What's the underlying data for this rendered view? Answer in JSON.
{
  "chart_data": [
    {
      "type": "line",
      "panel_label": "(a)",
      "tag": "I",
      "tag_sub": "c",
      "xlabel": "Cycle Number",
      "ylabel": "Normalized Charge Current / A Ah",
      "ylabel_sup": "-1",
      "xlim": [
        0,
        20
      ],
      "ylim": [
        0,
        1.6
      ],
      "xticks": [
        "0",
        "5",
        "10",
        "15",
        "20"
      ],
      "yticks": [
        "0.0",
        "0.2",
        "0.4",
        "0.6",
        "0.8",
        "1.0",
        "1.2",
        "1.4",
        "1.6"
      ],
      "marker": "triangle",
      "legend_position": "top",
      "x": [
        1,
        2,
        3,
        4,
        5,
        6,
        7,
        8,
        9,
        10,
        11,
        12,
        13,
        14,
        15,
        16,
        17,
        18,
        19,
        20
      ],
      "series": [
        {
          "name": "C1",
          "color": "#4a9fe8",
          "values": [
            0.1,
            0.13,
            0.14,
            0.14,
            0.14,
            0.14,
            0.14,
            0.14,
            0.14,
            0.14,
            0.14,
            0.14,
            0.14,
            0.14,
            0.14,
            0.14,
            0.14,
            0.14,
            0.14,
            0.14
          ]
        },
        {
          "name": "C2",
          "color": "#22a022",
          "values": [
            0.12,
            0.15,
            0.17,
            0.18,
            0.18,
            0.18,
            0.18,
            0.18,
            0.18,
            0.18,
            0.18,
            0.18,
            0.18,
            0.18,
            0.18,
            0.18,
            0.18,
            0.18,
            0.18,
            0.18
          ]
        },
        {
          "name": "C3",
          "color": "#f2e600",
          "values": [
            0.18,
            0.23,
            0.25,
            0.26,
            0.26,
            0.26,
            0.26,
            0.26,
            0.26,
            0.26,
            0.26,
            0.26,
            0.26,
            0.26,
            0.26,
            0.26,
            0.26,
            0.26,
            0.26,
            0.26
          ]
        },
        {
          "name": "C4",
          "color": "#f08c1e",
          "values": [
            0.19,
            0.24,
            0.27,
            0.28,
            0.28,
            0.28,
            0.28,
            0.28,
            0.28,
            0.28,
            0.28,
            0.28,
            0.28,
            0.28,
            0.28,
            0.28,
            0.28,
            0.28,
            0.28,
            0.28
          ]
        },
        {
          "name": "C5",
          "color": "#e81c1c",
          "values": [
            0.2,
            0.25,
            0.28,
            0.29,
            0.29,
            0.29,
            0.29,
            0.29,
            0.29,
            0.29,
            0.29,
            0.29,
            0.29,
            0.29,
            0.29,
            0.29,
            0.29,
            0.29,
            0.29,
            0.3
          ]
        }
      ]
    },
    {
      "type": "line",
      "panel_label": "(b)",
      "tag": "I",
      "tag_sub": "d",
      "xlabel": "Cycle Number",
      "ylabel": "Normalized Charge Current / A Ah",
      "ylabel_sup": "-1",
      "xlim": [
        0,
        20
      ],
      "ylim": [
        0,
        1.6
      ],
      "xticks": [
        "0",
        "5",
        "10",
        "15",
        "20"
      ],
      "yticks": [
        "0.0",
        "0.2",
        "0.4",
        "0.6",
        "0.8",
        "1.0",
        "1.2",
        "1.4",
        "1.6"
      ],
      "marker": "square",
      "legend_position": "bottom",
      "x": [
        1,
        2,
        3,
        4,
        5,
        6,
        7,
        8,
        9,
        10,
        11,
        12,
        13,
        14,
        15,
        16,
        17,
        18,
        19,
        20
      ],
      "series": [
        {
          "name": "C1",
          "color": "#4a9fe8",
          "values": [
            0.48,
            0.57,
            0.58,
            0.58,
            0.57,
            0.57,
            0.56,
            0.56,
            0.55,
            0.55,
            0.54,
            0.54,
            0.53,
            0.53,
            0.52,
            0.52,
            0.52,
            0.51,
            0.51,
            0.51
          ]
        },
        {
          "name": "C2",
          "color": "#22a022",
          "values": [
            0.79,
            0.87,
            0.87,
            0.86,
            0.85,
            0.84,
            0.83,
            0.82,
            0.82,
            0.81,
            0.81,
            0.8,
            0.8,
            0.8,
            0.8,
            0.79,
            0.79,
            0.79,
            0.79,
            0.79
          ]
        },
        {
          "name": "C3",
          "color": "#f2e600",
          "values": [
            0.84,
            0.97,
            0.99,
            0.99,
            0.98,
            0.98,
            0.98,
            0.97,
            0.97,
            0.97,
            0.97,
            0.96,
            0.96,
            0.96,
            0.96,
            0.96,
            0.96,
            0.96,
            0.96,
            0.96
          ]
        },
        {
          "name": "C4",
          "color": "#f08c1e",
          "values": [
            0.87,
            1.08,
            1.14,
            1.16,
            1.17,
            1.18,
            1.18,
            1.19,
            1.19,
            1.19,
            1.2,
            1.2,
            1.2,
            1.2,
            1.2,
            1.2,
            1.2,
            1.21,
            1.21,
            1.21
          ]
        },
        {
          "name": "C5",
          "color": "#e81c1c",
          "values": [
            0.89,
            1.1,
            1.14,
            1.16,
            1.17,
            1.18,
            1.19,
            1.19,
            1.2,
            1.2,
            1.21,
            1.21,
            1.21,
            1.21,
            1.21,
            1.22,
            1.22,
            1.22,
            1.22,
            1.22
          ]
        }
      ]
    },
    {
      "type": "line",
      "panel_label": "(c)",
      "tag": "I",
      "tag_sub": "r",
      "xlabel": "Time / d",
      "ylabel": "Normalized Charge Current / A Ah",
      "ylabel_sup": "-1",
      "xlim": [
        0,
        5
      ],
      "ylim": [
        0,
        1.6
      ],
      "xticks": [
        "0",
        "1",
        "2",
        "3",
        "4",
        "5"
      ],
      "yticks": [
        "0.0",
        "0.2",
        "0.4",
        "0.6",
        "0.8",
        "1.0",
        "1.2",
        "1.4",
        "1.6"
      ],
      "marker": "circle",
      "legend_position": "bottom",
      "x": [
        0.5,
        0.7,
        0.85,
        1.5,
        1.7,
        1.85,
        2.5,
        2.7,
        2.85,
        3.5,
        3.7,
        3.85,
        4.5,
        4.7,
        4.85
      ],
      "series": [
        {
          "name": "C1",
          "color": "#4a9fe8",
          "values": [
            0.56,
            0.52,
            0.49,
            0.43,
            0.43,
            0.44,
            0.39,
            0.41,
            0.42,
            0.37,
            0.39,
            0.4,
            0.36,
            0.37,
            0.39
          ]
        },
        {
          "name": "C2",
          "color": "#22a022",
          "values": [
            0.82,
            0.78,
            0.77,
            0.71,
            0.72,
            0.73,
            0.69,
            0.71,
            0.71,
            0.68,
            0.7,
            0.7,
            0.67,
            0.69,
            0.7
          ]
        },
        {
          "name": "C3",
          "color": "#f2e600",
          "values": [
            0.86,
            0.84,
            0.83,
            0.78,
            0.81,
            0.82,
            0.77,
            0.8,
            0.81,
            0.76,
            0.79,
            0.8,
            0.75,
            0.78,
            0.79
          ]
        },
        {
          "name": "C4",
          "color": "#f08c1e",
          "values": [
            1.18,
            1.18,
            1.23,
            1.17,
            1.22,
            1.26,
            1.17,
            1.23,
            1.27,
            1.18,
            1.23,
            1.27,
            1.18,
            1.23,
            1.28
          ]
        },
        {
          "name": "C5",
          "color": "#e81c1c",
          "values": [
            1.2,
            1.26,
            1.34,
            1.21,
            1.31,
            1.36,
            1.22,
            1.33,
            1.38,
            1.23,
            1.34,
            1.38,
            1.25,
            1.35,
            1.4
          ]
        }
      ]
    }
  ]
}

WORK TO DO |
Your task is to print the whole listing again exactly.

SOLUTION |
What's the underlying data for this rendered view? Answer in JSON.
{
  "chart_data": [
    {
      "type": "line",
      "panel_label": "(a)",
      "tag": "I",
      "tag_sub": "c",
      "xlabel": "Cycle Number",
      "ylabel": "Normalized Charge Current / A Ah",
      "ylabel_sup": "-1",
      "xlim": [
        0,
        20
      ],
      "ylim": [
        0,
        1.6
      ],
      "xticks": [
        "0",
        "5",
        "10",
        "15",
        "20"
      ],
      "yticks": [
        "0.0",
        "0.2",
        "0.4",
        "0.6",
        "0.8",
        "1.0",
        "1.2",
        "1.4",
        "1.6"
      ],
      "marker": "triangle",
      "legend_position": "top",
      "x": [
        1,
        2,
        3,
        4,
        5,
        6,
        7,
        8,
        9,
        10,
        11,
        12,
        13,
        14,
        15,
        16,
        17,
        18,
        19,
        20
      ],
      "series": [
        {
          "name": "C1",
          "color": "#4a9fe8",
          "values": [
            0.1,
            0.13,
            0.14,
            0.14,
            0.14,
            0.14,
            0.14,
            0.14,
            0.14,
            0.14,
            0.14,
            0.14,
            0.14,
            0.14,
            0.14,
            0.14,
            0.14,
            0.14,
            0.14,
            0.14
          ]
        },
        {
          "name": "C2",
          "color": "#22a022",
          "values": [
            0.12,
            0.15,
            0.17,
            0.18,
            0.18,
            0.18,
            0.18,
            0.18,
            0.18,
            0.18,
            0.18,
            0.18,
            0.18,
            0.18,
            0.18,
            0.18,
            0.18,
            0.18,
            0.18,
            0.18
          ]
        },
        {
          "name": "C3",
          "color": "#f2e600",
          "values": [
            0.18,
            0.23,
            0.25,
            0.26,
            0.26,
            0.26,
            0.26,
            0.26,
            0.26,
            0.26,
            0.26,
            0.26,
            0.26,
            0.26,
            0.26,
            0.26,
            0.26,
            0.26,
            0.26,
            0.26
          ]
        },
        {
          "name": "C4",
          "color": "#f08c1e",
          "values": [
            0.19,
            0.24,
            0.27,
            0.28,
            0.28,
            0.28,
            0.28,
            0.28,
            0.28,
            0.28,
            0.28,
            0.28,
            0.28,
            0.28,
            0.28,
            0.28,
            0.28,
            0.28,
            0.28,
            0.28
          ]
        },
        {
          "name": "C5",
          "color": "#e81c1c",
          "values": [
            0.2,
            0.25,
            0.28,
            0.29,
            0.29,
            0.29,
            0.29,
            0.29,
            0.29,
            0.29,
            0.29,
            0.29,
            0.29,
            0.29,
            0.29,
            0.29,
            0.29,
            0.29,
            0.29,
            0.3
          ]
        }
      ]
    },
    {
      "type": "line",
      "panel_label": "(b)",
      "tag": "I",
      "tag_sub": "d",
      "xlabel": "Cycle Number",
      "ylabel": "Normalized Charge Current / A Ah",
      "ylabel_sup": "-1",
      "xlim": [
        0,
        20
      ],
      "ylim": [
        0,
        1.6
      ],
      "xticks": [
        "0",
        "5",
        "10",
        "15",
        "20"
      ],
      "yticks": [
        "0.0",
        "0.2",
        "0.4",
        "0.6",
        "0.8",
        "1.0",
        "1.2",
        "1.4",
        "1.6"
      ],
      "marker": "square",
      "legend_position": "bottom",
      "x": [
        1,
        2,
        3,
        4,
        5,
        6,
        7,
        8,
        9,
        10,
        11,
        12,
        13,
        14,
        15,
        16,
        17,
        18,
        19,
        20
      ],
      "series": [
        {
          "name": "C1",
          "color": "#4a9fe8",
          "values": [
            0.48,
            0.57,
            0.58,
            0.58,
            0.57,
            0.57,
            0.56,
            0.56,
            0.55,
            0.55,
            0.54,
            0.54,
            0.53,
            0.53,
            0.52,
            0.52,
            0.52,
            0.51,
            0.51,
            0.51
          ]
        },
        {
          "name": "C2",
          "color": "#22a022",
          "values": [
            0.79,
            0.87,
            0.87,
            0.86,
            0.85,
            0.84,
            0.83,
            0.82,
            0.82,
            0.81,
            0.81,
            0.8,
            0.8,
            0.8,
            0.8,
            0.79,
            0.79,
            0.79,
            0.79,
            0.79
          ]
        },
        {
          "name": "C3",
          "color": "#f2e600",
          "values": [
            0.84,
            0.97,
            0.99,
            0.99,
            0.98,
            0.98,
            0.98,
            0.97,
            0.97,
            0.97,
            0.97,
            0.96,
            0.96,
            0.96,
            0.96,
            0.96,
            0.96,
            0.96,
            0.96,
            0.96
          ]
        },
        {
          "name": "C4",
          "color": "#f08c1e",
          "values": [
            0.87,
            1.08,
            1.14,
            1.16,
            1.17,
            1.18,
            1.18,
            1.19,
            1.19,
            1.19,
            1.2,
            1.2,
            1.2,
            1.2,
            1.2,
            1.2,
            1.2,
            1.21,
            1.21,
            1.21
          ]
        },
        {
          "name": "C5",
          "color": "#e81c1c",
          "values": [
            0.89,
            1.1,
            1.14,
            1.16,
            1.17,
            1.18,
            1.19,
            1.19,
            1.2,
            1.2,
            1.21,
            1.21,
            1.21,
            1.21,
            1.21,
            1.22,
            1.22,
            1.22,
            1.22,
            1.22
          ]
        }
      ]
    },
    {
      "type": "line",
      "panel_label": "(c)",
      "tag": "I",
      "tag_sub": "r",
      "xlabel": "Time / d",
      "ylabel": "Normalized Charge Current / A Ah",
      "ylabel_sup": "-1",
      "xlim": [
        0,
        5
      ],
      "ylim": [
        0,
        1.6
      ],
      "xticks": [
        "0",
        "1",
        "2",
        "3",
        "4",
        "5"
      ],
      "yticks": [
        "0.0",
        "0.2",
        "0.4",
        "0.6",
        "0.8",
        "1.0",
        "1.2",
        "1.4",
        "1.6"
      ],
      "marker": "circle",
      "legend_position": "bottom",
      "x": [
        0.5,
        0.7,
        0.85,
        1.5,
        1.7,
        1.85,
        2.5,
        2.7,
        2.85,
        3.5,
        3.7,
        3.85,
        4.5,
        4.7,
        4.85
      ],
      "series": [
        {
          "name": "C1",
          "color": "#4a9fe8",
          "values": [
            0.56,
            0.52,
            0.49,
            0.43,
            0.43,
            0.44,
            0.39,
            0.41,
            0.42,
            0.37,
            0.39,
            0.4,
            0.36,
            0.37,
            0.39
          ]
        },
        {
          "name": "C2",
          "color": "#22a022",
          "values": [
            0.82,
            0.78,
            0.77,
            0.71,
            0.72,
            0.73,
            0.69,
            0.71,
            0.71,
            0.68,
            0.7,
            0.7,
            0.67,
            0.69,
            0.7
          ]
        },
        {
          "name": "C3",
          "color": "#f2e600",
          "values": [
            0.86,
            0.84,
            0.83,
            0.78,
            0.81,
            0.82,
            0.77,
            0.8,
            0.81,
            0.76,
            0.79,
            0.8,
            0.75,
            0.78,
            0.79
          ]
        },
        {
          "name": "C4",
          "color": "#f08c1e",
          "values": [
            1.18,
            1.18,
            1.23,
            1.17,
            1.22,
            1.26,
            1.17,
            1.23,
            1.27,
            1.18,
            1.23,
            1.27,
            1.18,
            1.23,
            1.28
          ]
        },
        {
          "name": "C5",
          "color": "#e81c1c",
          "values": [
            1.2,
            1.26,
            1.34,
            1.21,
            1.31,
            1.36,
            1.22,
            1.33,
            1.38,
            1.23,
            1.34,
            1.38,
            1.25,
            1.35,
            1.4
          ]
        }
      ]
    }
  ]
}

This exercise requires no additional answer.